Excerpts from a figure dataset

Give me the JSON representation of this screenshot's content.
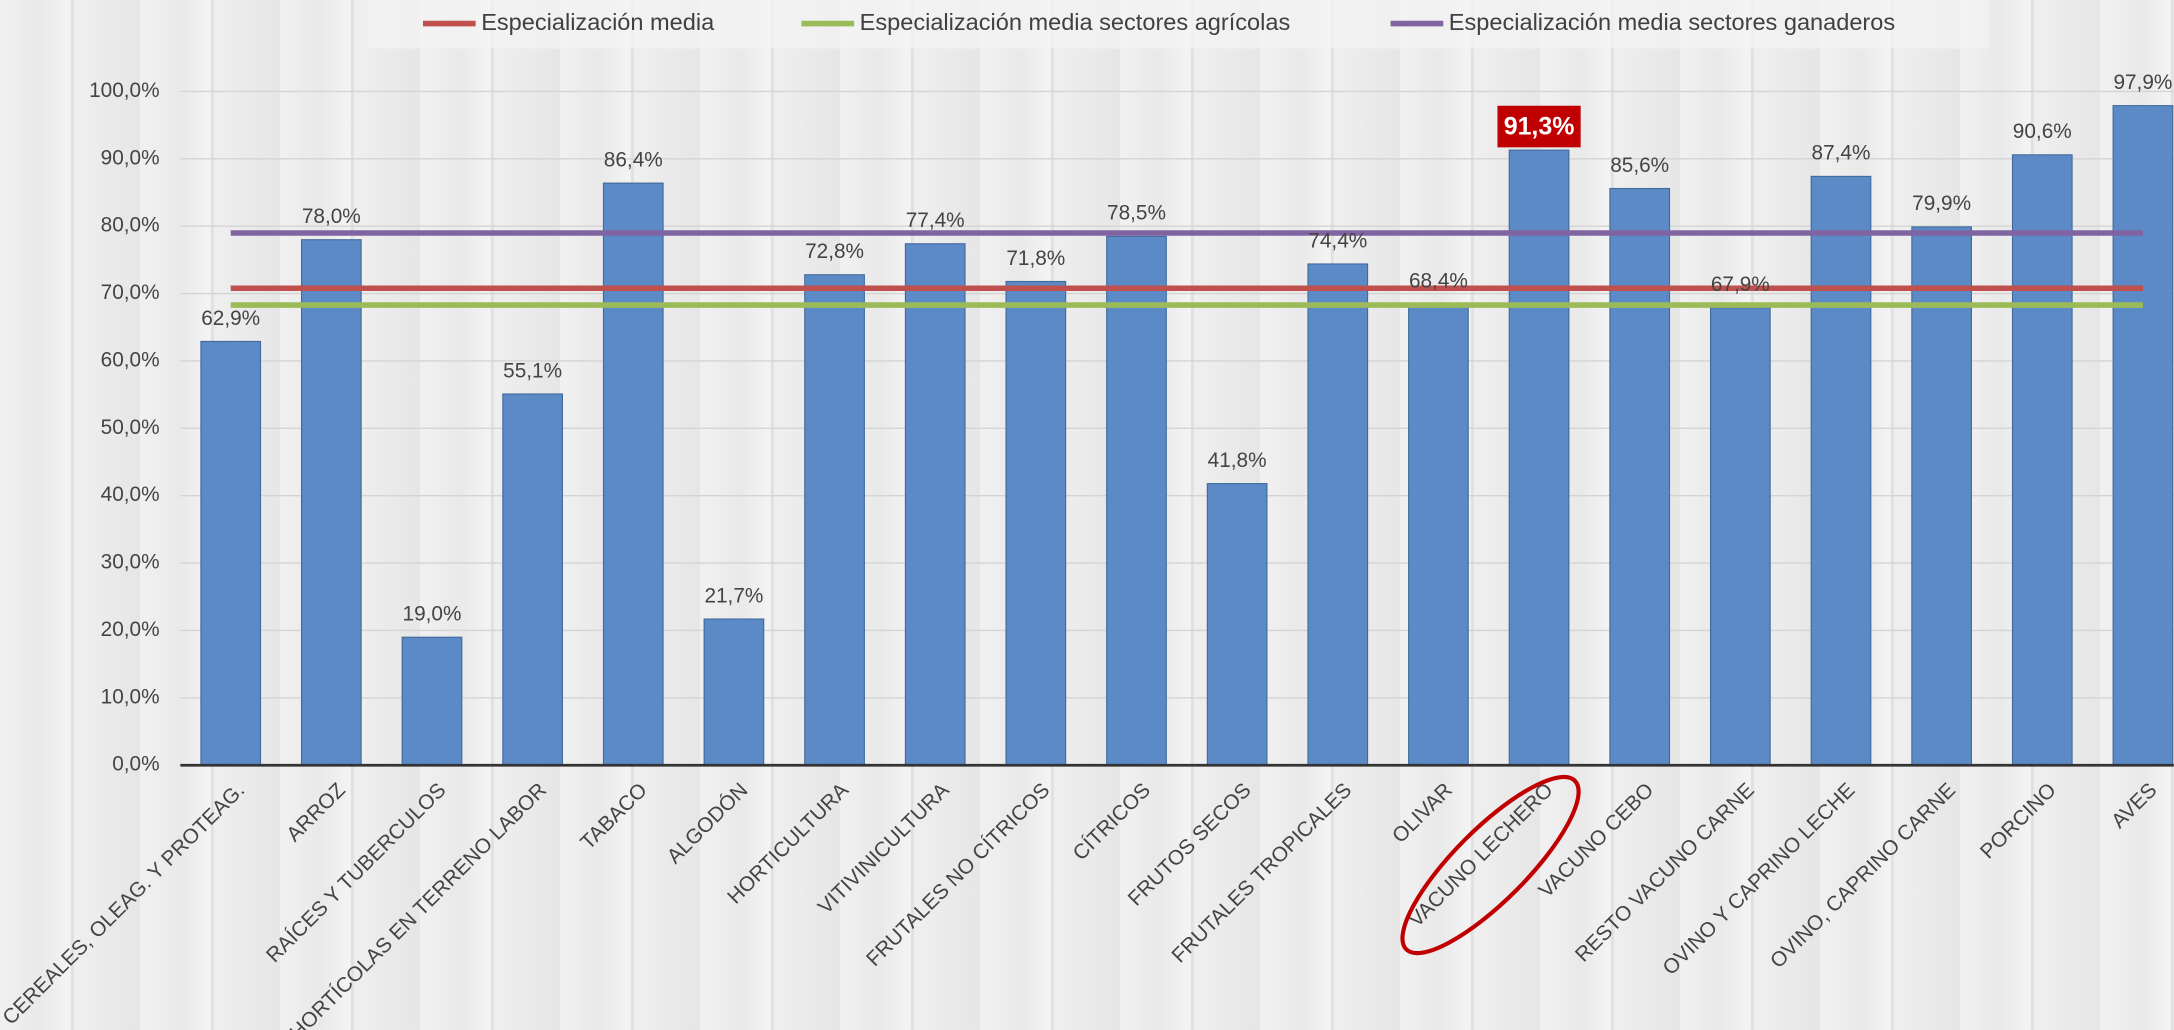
{
  "chart_data": {
    "type": "bar",
    "categories": [
      "CEREALES, OLEAG. Y PROTEAG.",
      "ARROZ",
      "RAÍCES Y TUBERCULOS",
      "HORTÍCOLAS EN TERRENO LABOR",
      "TABACO",
      "ALGODÓN",
      "HORTICULTURA",
      "VITIVINICULTURA",
      "FRUTALES NO CÍTRICOS",
      "CÍTRICOS",
      "FRUTOS SECOS",
      "FRUTALES TROPICALES",
      "OLIVAR",
      "VACUNO LECHERO",
      "VACUNO CEBO",
      "RESTO VACUNO CARNE",
      "OVINO Y CAPRINO LECHE",
      "OVINO, CAPRINO CARNE",
      "PORCINO",
      "AVES"
    ],
    "values": [
      62.9,
      78.0,
      19.0,
      55.1,
      86.4,
      21.7,
      72.8,
      77.4,
      71.8,
      78.5,
      41.8,
      74.4,
      68.4,
      91.3,
      85.6,
      67.9,
      87.4,
      79.9,
      90.6,
      97.9
    ],
    "value_labels": [
      "62,9%",
      "78,0%",
      "19,0%",
      "55,1%",
      "86,4%",
      "21,7%",
      "72,8%",
      "77,4%",
      "71,8%",
      "78,5%",
      "41,8%",
      "74,4%",
      "68,4%",
      "91,3%",
      "85,6%",
      "67,9%",
      "87,4%",
      "79,9%",
      "90,6%",
      "97,9%"
    ],
    "color": "#5b8ac6",
    "highlight": 13,
    "lines": [
      {
        "name": "Especialización media",
        "color": "#c0504d",
        "value": 70.8
      },
      {
        "name": "Especialización media sectores agrícolas",
        "color": "#9bbb59",
        "value": 68.3
      },
      {
        "name": "Especialización media sectores ganaderos",
        "color": "#8064a2",
        "value": 79.0
      }
    ],
    "ylim": [
      0,
      100
    ],
    "yticks": [
      {
        "value": 0,
        "label": "0,0%"
      },
      {
        "value": 10,
        "label": "10,0%"
      },
      {
        "value": 20,
        "label": "20,0%"
      },
      {
        "value": 30,
        "label": "30,0%"
      },
      {
        "value": 40,
        "label": "40,0%"
      },
      {
        "value": 50,
        "label": "50,0%"
      },
      {
        "value": 60,
        "label": "60,0%"
      },
      {
        "value": 70,
        "label": "70,0%"
      },
      {
        "value": 80,
        "label": "80,0%"
      },
      {
        "value": 90,
        "label": "90,0%"
      },
      {
        "value": 100,
        "label": "100,0%"
      }
    ],
    "grid": true
  }
}
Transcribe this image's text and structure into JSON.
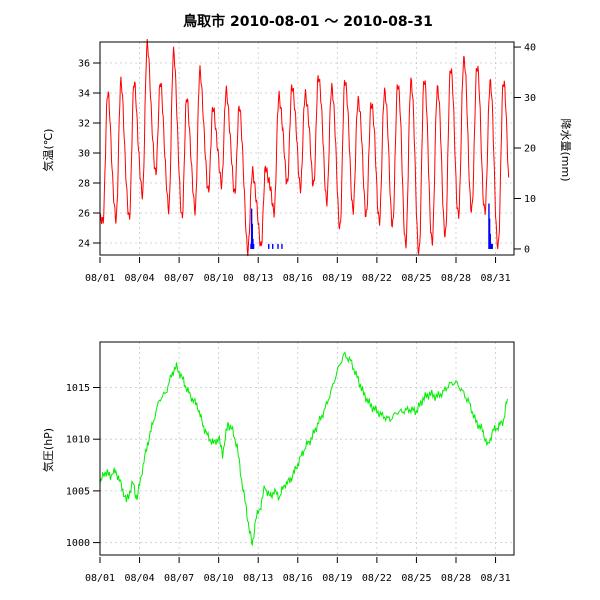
{
  "title": "鳥取市 2010-08-01 ～ 2010-08-31",
  "colors": {
    "temperature": "#ff0000",
    "precipitation": "#0000ff",
    "pressure": "#00ee00",
    "grid": "#c8c8c8"
  },
  "chart_data": [
    {
      "type": "line",
      "ylabel": "気温(℃)",
      "y2label": "降水量(mm)",
      "ylim": [
        23.2,
        37.4
      ],
      "yticks": [
        24,
        26,
        28,
        30,
        32,
        34,
        36
      ],
      "y2lim": [
        -1.2,
        41
      ],
      "y2ticks": [
        0,
        10,
        20,
        30,
        40
      ],
      "xlim": [
        0,
        31.4
      ],
      "xticks": [
        0,
        3,
        6,
        9,
        12,
        15,
        18,
        21,
        24,
        27,
        30
      ],
      "xticklabels": [
        "08/01",
        "08/04",
        "08/07",
        "08/10",
        "08/13",
        "08/16",
        "08/19",
        "08/22",
        "08/25",
        "08/28",
        "08/31"
      ],
      "grid": true,
      "series": [
        {
          "key": "temperature",
          "daily_min": [
            25.3,
            25.5,
            25.6,
            27.2,
            28.7,
            26.3,
            25.8,
            26.3,
            27.6,
            28.1,
            27.5,
            23.7,
            24.0,
            26.3,
            28.2,
            27.9,
            28.1,
            27.0,
            25.2,
            26.4,
            26.0,
            25.6,
            25.3,
            24.0,
            23.4,
            24.1,
            24.5,
            25.8,
            26.1,
            26.0,
            23.6,
            26.1
          ],
          "daily_max": [
            33.8,
            34.5,
            34.5,
            37.0,
            34.5,
            36.5,
            33.5,
            35.3,
            32.9,
            34.0,
            33.0,
            28.7,
            29.0,
            33.8,
            34.5,
            34.0,
            35.2,
            34.5,
            35.0,
            33.7,
            33.5,
            34.3,
            34.8,
            35.0,
            35.1,
            34.5,
            35.8,
            36.4,
            35.9,
            34.8,
            34.8,
            26.1
          ]
        },
        {
          "key": "precipitation",
          "values": [
            [
              11.45,
              1
            ],
            [
              11.5,
              8
            ],
            [
              11.55,
              5
            ],
            [
              11.6,
              2
            ],
            [
              11.65,
              1
            ],
            [
              12.8,
              1
            ],
            [
              13.1,
              1
            ],
            [
              13.5,
              1
            ],
            [
              13.8,
              1
            ],
            [
              29.5,
              9
            ],
            [
              29.55,
              6
            ],
            [
              29.6,
              3
            ],
            [
              29.65,
              1
            ],
            [
              29.7,
              1
            ],
            [
              29.75,
              1
            ]
          ]
        }
      ]
    },
    {
      "type": "line",
      "ylabel": "気圧(hP)",
      "ylim": [
        998.8,
        1019.4
      ],
      "yticks": [
        1000,
        1005,
        1010,
        1015
      ],
      "xlim": [
        0,
        31.4
      ],
      "xticks": [
        0,
        3,
        6,
        9,
        12,
        15,
        18,
        21,
        24,
        27,
        30
      ],
      "xticklabels": [
        "08/01",
        "08/04",
        "08/07",
        "08/10",
        "08/13",
        "08/16",
        "08/19",
        "08/22",
        "08/25",
        "08/28",
        "08/31"
      ],
      "grid": true,
      "series": [
        {
          "key": "pressure",
          "values": [
            [
              0,
              1005.6
            ],
            [
              0.3,
              1006.8
            ],
            [
              0.8,
              1006.5
            ],
            [
              1.2,
              1006.9
            ],
            [
              1.6,
              1005.6
            ],
            [
              2.0,
              1004.0
            ],
            [
              2.5,
              1005.8
            ],
            [
              2.8,
              1004.2
            ],
            [
              3.2,
              1007.0
            ],
            [
              3.6,
              1009.5
            ],
            [
              4.0,
              1011.5
            ],
            [
              4.5,
              1013.8
            ],
            [
              5.0,
              1014.5
            ],
            [
              5.5,
              1016.5
            ],
            [
              5.8,
              1017.0
            ],
            [
              6.2,
              1016.0
            ],
            [
              6.6,
              1014.8
            ],
            [
              7.0,
              1013.9
            ],
            [
              7.4,
              1013.2
            ],
            [
              7.8,
              1011.4
            ],
            [
              8.2,
              1010.2
            ],
            [
              8.6,
              1009.6
            ],
            [
              9.0,
              1010.1
            ],
            [
              9.3,
              1008.6
            ],
            [
              9.7,
              1011.5
            ],
            [
              10.0,
              1011.0
            ],
            [
              10.4,
              1009.3
            ],
            [
              10.7,
              1006.4
            ],
            [
              11.0,
              1004.0
            ],
            [
              11.3,
              1001.5
            ],
            [
              11.55,
              999.7
            ],
            [
              11.8,
              1002.2
            ],
            [
              12.2,
              1003.6
            ],
            [
              12.5,
              1005.4
            ],
            [
              12.9,
              1004.4
            ],
            [
              13.2,
              1005.0
            ],
            [
              13.6,
              1004.4
            ],
            [
              14.0,
              1005.6
            ],
            [
              14.4,
              1006.0
            ],
            [
              14.8,
              1007.0
            ],
            [
              15.2,
              1008.2
            ],
            [
              15.6,
              1009.3
            ],
            [
              16.0,
              1010.0
            ],
            [
              16.5,
              1011.4
            ],
            [
              17.0,
              1012.7
            ],
            [
              17.5,
              1014.5
            ],
            [
              18.0,
              1016.6
            ],
            [
              18.5,
              1018.2
            ],
            [
              19.0,
              1017.6
            ],
            [
              19.5,
              1016.0
            ],
            [
              20.0,
              1014.4
            ],
            [
              20.5,
              1013.3
            ],
            [
              21.0,
              1012.7
            ],
            [
              21.5,
              1012.2
            ],
            [
              22.0,
              1011.9
            ],
            [
              22.5,
              1012.6
            ],
            [
              23.0,
              1012.7
            ],
            [
              23.5,
              1012.9
            ],
            [
              24.0,
              1012.7
            ],
            [
              24.5,
              1013.9
            ],
            [
              25.0,
              1014.4
            ],
            [
              25.5,
              1014.1
            ],
            [
              26.0,
              1014.5
            ],
            [
              26.5,
              1015.3
            ],
            [
              27.0,
              1015.5
            ],
            [
              27.5,
              1014.6
            ],
            [
              28.0,
              1013.5
            ],
            [
              28.5,
              1011.7
            ],
            [
              29.0,
              1010.9
            ],
            [
              29.4,
              1009.3
            ],
            [
              29.8,
              1010.8
            ],
            [
              30.2,
              1011.2
            ],
            [
              30.6,
              1011.8
            ],
            [
              30.9,
              1013.9
            ]
          ]
        }
      ]
    }
  ]
}
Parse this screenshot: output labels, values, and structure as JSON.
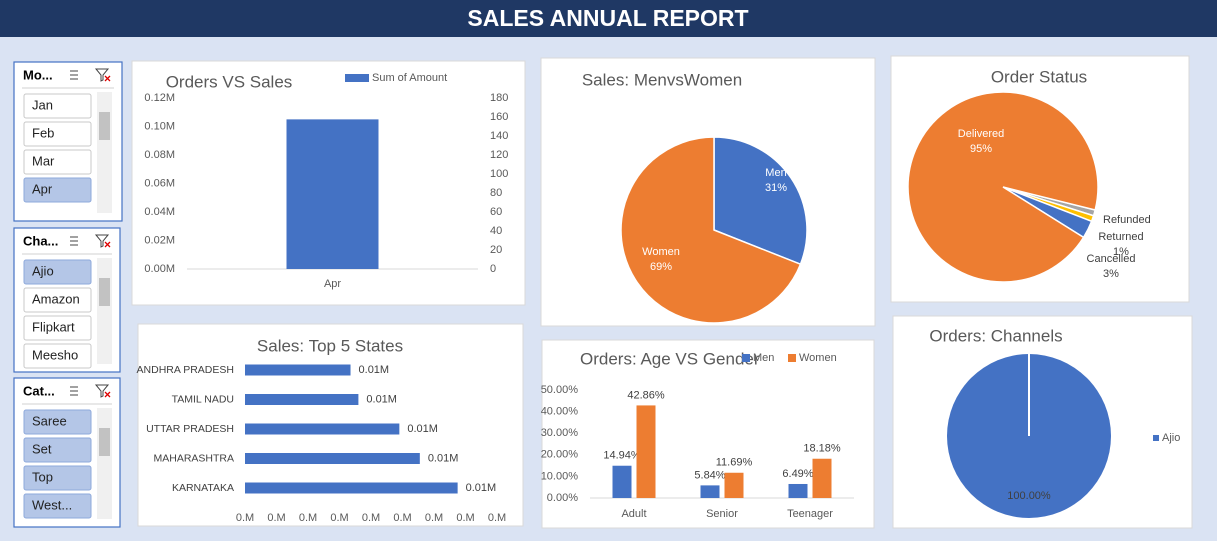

_Exercise_
State the number of lines in these entries that include the string "JSON". Provide nothing beyond that number.

_Written response_
3